## start Input records

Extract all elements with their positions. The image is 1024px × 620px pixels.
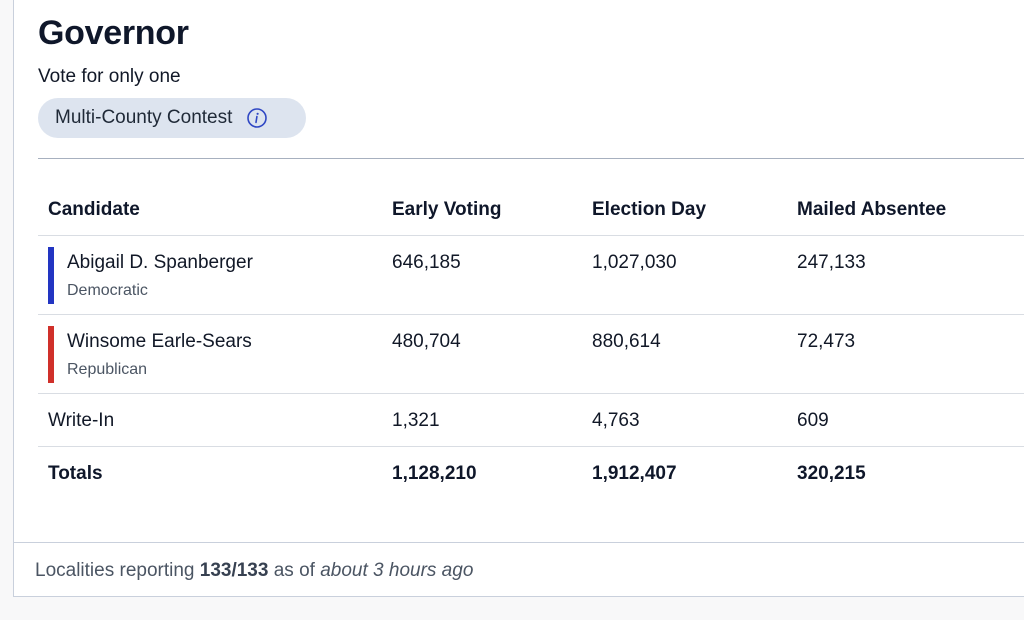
reporting-count: 133/133 xyxy=(199,560,269,581)
row-divider xyxy=(38,314,1024,315)
election-day-value: 4,763 xyxy=(592,410,640,431)
total-mailed-absentee: 320,215 xyxy=(797,463,866,484)
header-candidate: Candidate xyxy=(48,199,140,220)
multi-county-badge[interactable]: Multi-County Contest xyxy=(38,98,306,138)
candidate-party: Republican xyxy=(67,361,148,378)
early-voting-value: 646,185 xyxy=(392,252,461,273)
candidate-name: Write-In xyxy=(48,410,115,431)
contest-card: Governor Vote for only one Multi-County … xyxy=(13,0,1024,597)
header-early-voting: Early Voting xyxy=(392,199,502,220)
reporting-status: Localities reporting 133/133 as of about… xyxy=(35,560,473,582)
row-divider xyxy=(38,393,1024,394)
election-day-value: 1,027,030 xyxy=(592,252,677,273)
early-voting-value: 1,321 xyxy=(392,410,440,431)
footer-divider xyxy=(14,542,1024,543)
candidate-party: Democratic xyxy=(67,282,148,299)
totals-label: Totals xyxy=(48,463,103,484)
mailed-absentee-value: 609 xyxy=(797,410,829,431)
row-divider xyxy=(38,446,1024,447)
info-icon[interactable] xyxy=(246,107,268,129)
election-day-value: 880,614 xyxy=(592,331,661,352)
mailed-absentee-value: 247,133 xyxy=(797,252,866,273)
candidate-name: Winsome Earle-Sears xyxy=(67,331,252,352)
mailed-absentee-value: 72,473 xyxy=(797,331,856,352)
early-voting-value: 480,704 xyxy=(392,331,461,352)
candidate-name: Abigail D. Spanberger xyxy=(67,252,253,273)
party-color-bar xyxy=(48,326,54,383)
section-divider xyxy=(38,158,1024,159)
reporting-middle: as of xyxy=(268,560,321,581)
vote-instruction: Vote for only one xyxy=(38,66,181,87)
row-divider xyxy=(38,235,1024,236)
reporting-prefix: Localities reporting xyxy=(35,560,200,581)
contest-title: Governor xyxy=(38,14,189,52)
total-election-day: 1,912,407 xyxy=(592,463,677,484)
last-updated-time: about 3 hours ago xyxy=(320,560,474,581)
header-election-day: Election Day xyxy=(592,199,707,220)
total-early-voting: 1,128,210 xyxy=(392,463,477,484)
badge-label: Multi-County Contest xyxy=(55,107,233,128)
header-mailed-absentee: Mailed Absentee xyxy=(797,199,947,220)
party-color-bar xyxy=(48,247,54,304)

## end Input records

**What you are asked to do**
Turn the material above into a numbered list with one line per entry, skipping any blank lines. Leave out the pictures.

**The output**
1. Extract all elements with their positions. The image is 1024px × 620px pixels.
2. reporting-count: 133/133 xyxy=(199,560,269,581)
3. row-divider xyxy=(38,314,1024,315)
4. election-day-value: 4,763 xyxy=(592,410,640,431)
5. total-mailed-absentee: 320,215 xyxy=(797,463,866,484)
6. header-candidate: Candidate xyxy=(48,199,140,220)
7. multi-county-badge[interactable]: Multi-County Contest xyxy=(38,98,306,138)
8. candidate-party: Republican xyxy=(67,361,148,378)
9. early-voting-value: 646,185 xyxy=(392,252,461,273)
10. candidate-name: Write-In xyxy=(48,410,115,431)
11. contest-card: Governor Vote for only one Multi-County … xyxy=(13,0,1024,597)
12. header-early-voting: Early Voting xyxy=(392,199,502,220)
13. reporting-status: Localities reporting 133/133 as of about… xyxy=(35,560,473,582)
14. row-divider xyxy=(38,393,1024,394)
15. election-day-value: 1,027,030 xyxy=(592,252,677,273)
16. early-voting-value: 1,321 xyxy=(392,410,440,431)
17. footer-divider xyxy=(14,542,1024,543)
18. candidate-party: Democratic xyxy=(67,282,148,299)
19. totals-label: Totals xyxy=(48,463,103,484)
20. mailed-absentee-value: 609 xyxy=(797,410,829,431)
21. row-divider xyxy=(38,446,1024,447)
22. info-icon[interactable] xyxy=(246,107,268,129)
23. election-day-value: 880,614 xyxy=(592,331,661,352)
24. mailed-absentee-value: 247,133 xyxy=(797,252,866,273)
25. candidate-name: Winsome Earle-Sears xyxy=(67,331,252,352)
26. mailed-absentee-value: 72,473 xyxy=(797,331,856,352)
27. early-voting-value: 480,704 xyxy=(392,331,461,352)
28. candidate-name: Abigail D. Spanberger xyxy=(67,252,253,273)
29. party-color-bar xyxy=(48,326,54,383)
30. section-divider xyxy=(38,158,1024,159)
31. reporting-middle: as of xyxy=(268,560,321,581)
32. vote-instruction: Vote for only one xyxy=(38,66,181,87)
33. row-divider xyxy=(38,235,1024,236)
34. reporting-prefix: Localities reporting xyxy=(35,560,200,581)
35. contest-title: Governor xyxy=(38,14,189,52)
36. total-election-day: 1,912,407 xyxy=(592,463,677,484)
37. last-updated-time: about 3 hours ago xyxy=(320,560,474,581)
38. header-election-day: Election Day xyxy=(592,199,707,220)
39. total-early-voting: 1,128,210 xyxy=(392,463,477,484)
40. badge-label: Multi-County Contest xyxy=(55,107,233,128)
41. header-mailed-absentee: Mailed Absentee xyxy=(797,199,947,220)
42. party-color-bar xyxy=(48,247,54,304)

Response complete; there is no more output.